Directions for this task
Write out the entire listing below exactly, with the pictures left out.
————
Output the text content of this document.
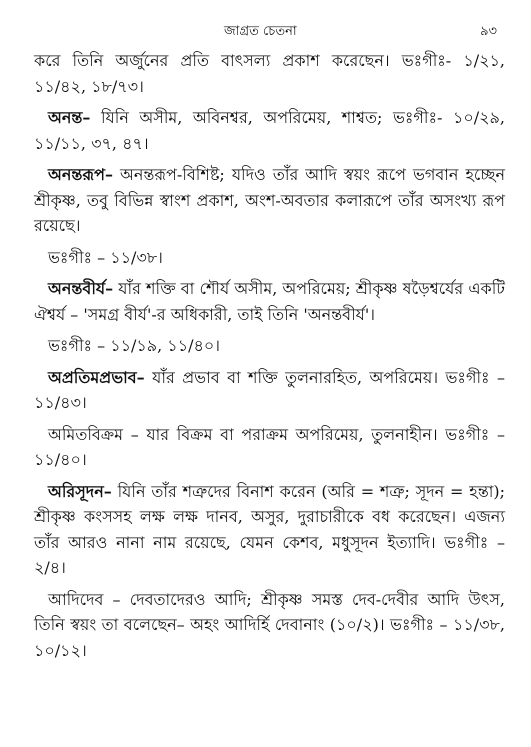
জাগ্রত চেতনা	৯৩

করে তিনি অর্জুনের প্রতি বাৎসল্য প্রকাশ করেছেন। ভঃগীঃ- ১/২১, ১১/৪২, ১৮/৭৩।

অনন্ত– যিনি অসীম, অবিনশ্বর, অপরিমেয়, শাশ্বত; ভঃগীঃ- ১০/২৯, ১১/১১, ৩৭, ৪৭।

অনন্তরূপ– অনন্তরূপ-বিশিষ্ট; যদিও তাঁর আদি স্বয়ং রূপে ভগবান হচ্ছেন শ্রীকৃষ্ণ, তবু বিভিন্ন স্বাংশ প্রকাশ, অংশ-অবতার কলারূপে তাঁর অসংখ্য রূপ রয়েছে।

ভঃগীঃ – ১১/৩৮।

অনন্তবীর্য– যাঁর শক্তি বা শৌর্য অসীম, অপরিমেয়; শ্রীকৃষ্ণ ষড়ৈশ্বর্যের একটি ঐশ্বর্য – 'সমগ্র বীর্য'-র অধিকারী, তাই তিনি 'অনন্তবীর্য'।

ভঃগীঃ – ১১/১৯, ১১/৪০।

অপ্রতিমপ্রভাব– যাঁর প্রভাব বা শক্তি তুলনারহিত, অপরিমেয়। ভঃগীঃ – ১১/৪৩।

অমিতবিক্রম – যার বিক্রম বা পরাক্রম অপরিমেয়, তুলনাহীন। ভঃগীঃ – ১১/৪০।

অরিসূদন– যিনি তাঁর শত্রুদের বিনাশ করেন (অরি = শত্রু; সূদন = হন্তা); শ্রীকৃষ্ণ কংসসহ লক্ষ লক্ষ দানব, অসুর, দুরাচারীকে বধ করেছেন। এজন্য তাঁর আরও নানা নাম রয়েছে, যেমন কেশব, মধুসূদন ইত্যাদি। ভঃগীঃ – ২/৪।

আদিদেব – দেবতাদেরও আদি; শ্রীকৃষ্ণ সমস্ত দেব-দেবীর আদি উৎস, তিনি স্বয়ং তা বলেছেন– অহং আদির্হি দেবানাং (১০/২)। ভঃগীঃ – ১১/৩৮, ১০/১২।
————
Answer to this exercise
Output the text content of this document.
জাগ্রত চেতনা	৯৩

করে তিনি অর্জুনের প্রতি বাৎসল্য প্রকাশ করেছেন। ভঃগীঃ- ১/২১, ১১/৪২, ১৮/৭৩।

অনন্ত– যিনি অসীম, অবিনশ্বর, অপরিমেয়, শাশ্বত; ভঃগীঃ- ১০/২৯, ১১/১১, ৩৭, ৪৭।

অনন্তরূপ– অনন্তরূপ-বিশিষ্ট; যদিও তাঁর আদি স্বয়ং রূপে ভগবান হচ্ছেন শ্রীকৃষ্ণ, তবু বিভিন্ন স্বাংশ প্রকাশ, অংশ-অবতার কলারূপে তাঁর অসংখ্য রূপ রয়েছে।

ভঃগীঃ – ১১/৩৮।

অনন্তবীর্য– যাঁর শক্তি বা শৌর্য অসীম, অপরিমেয়; শ্রীকৃষ্ণ ষড়ৈশ্বর্যের একটি ঐশ্বর্য – 'সমগ্র বীর্য'-র অধিকারী, তাই তিনি 'অনন্তবীর্য'।

ভঃগীঃ – ১১/১৯, ১১/৪০।

অপ্রতিমপ্রভাব– যাঁর প্রভাব বা শক্তি তুলনারহিত, অপরিমেয়। ভঃগীঃ – ১১/৪৩।

অমিতবিক্রম – যার বিক্রম বা পরাক্রম অপরিমেয়, তুলনাহীন। ভঃগীঃ – ১১/৪০।

অরিসূদন– যিনি তাঁর শত্রুদের বিনাশ করেন (অরি = শত্রু; সূদন = হন্তা); শ্রীকৃষ্ণ কংসসহ লক্ষ লক্ষ দানব, অসুর, দুরাচারীকে বধ করেছেন। এজন্য তাঁর আরও নানা নাম রয়েছে, যেমন কেশব, মধুসূদন ইত্যাদি। ভঃগীঃ – ২/৪।

আদিদেব – দেবতাদেরও আদি; শ্রীকৃষ্ণ সমস্ত দেব-দেবীর আদি উৎস, তিনি স্বয়ং তা বলেছেন– অহং আদির্হি দেবানাং (১০/২)। ভঃগীঃ – ১১/৩৮, ১০/১২।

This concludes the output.